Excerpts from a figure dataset
## start
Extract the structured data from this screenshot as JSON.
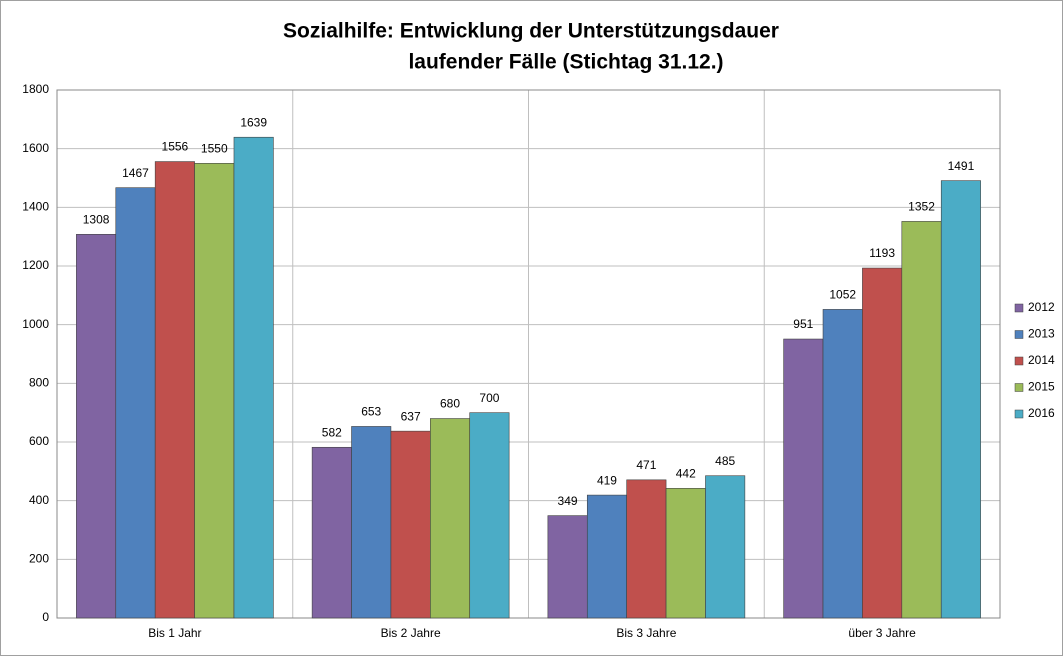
{
  "chart_data": {
    "type": "bar",
    "title": [
      "Sozialhilfe: Entwicklung der Unterstützungsdauer",
      "laufender Fälle (Stichtag 31.12.)"
    ],
    "categories": [
      "Bis 1 Jahr",
      "Bis 2 Jahre",
      "Bis 3 Jahre",
      "über 3 Jahre"
    ],
    "series": [
      {
        "name": "2012",
        "color": "#8064a2",
        "values": [
          1308,
          582,
          349,
          951
        ]
      },
      {
        "name": "2013",
        "color": "#4f81bd",
        "values": [
          1467,
          653,
          419,
          1052
        ]
      },
      {
        "name": "2014",
        "color": "#c0504d",
        "values": [
          1556,
          637,
          471,
          1193
        ]
      },
      {
        "name": "2015",
        "color": "#9bbb59",
        "values": [
          1550,
          680,
          442,
          1352
        ]
      },
      {
        "name": "2016",
        "color": "#4bacc6",
        "values": [
          1639,
          700,
          485,
          1491
        ]
      }
    ],
    "ylim": [
      0,
      1800
    ],
    "yticks": [
      0,
      200,
      400,
      600,
      800,
      1000,
      1200,
      1400,
      1600,
      1800
    ],
    "grid": true,
    "legend": "right"
  }
}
## end
Reproduce all of the entries word for word, skipping any pictures they hold.

== ANSWER TO THE EXERCISE ==
Extract the structured data from this screenshot as JSON.
{
  "chart_data": {
    "type": "bar",
    "title": [
      "Sozialhilfe: Entwicklung der Unterstützungsdauer",
      "laufender Fälle (Stichtag 31.12.)"
    ],
    "categories": [
      "Bis 1 Jahr",
      "Bis 2 Jahre",
      "Bis 3 Jahre",
      "über 3 Jahre"
    ],
    "series": [
      {
        "name": "2012",
        "color": "#8064a2",
        "values": [
          1308,
          582,
          349,
          951
        ]
      },
      {
        "name": "2013",
        "color": "#4f81bd",
        "values": [
          1467,
          653,
          419,
          1052
        ]
      },
      {
        "name": "2014",
        "color": "#c0504d",
        "values": [
          1556,
          637,
          471,
          1193
        ]
      },
      {
        "name": "2015",
        "color": "#9bbb59",
        "values": [
          1550,
          680,
          442,
          1352
        ]
      },
      {
        "name": "2016",
        "color": "#4bacc6",
        "values": [
          1639,
          700,
          485,
          1491
        ]
      }
    ],
    "ylim": [
      0,
      1800
    ],
    "yticks": [
      0,
      200,
      400,
      600,
      800,
      1000,
      1200,
      1400,
      1600,
      1800
    ],
    "grid": true,
    "legend": "right"
  }
}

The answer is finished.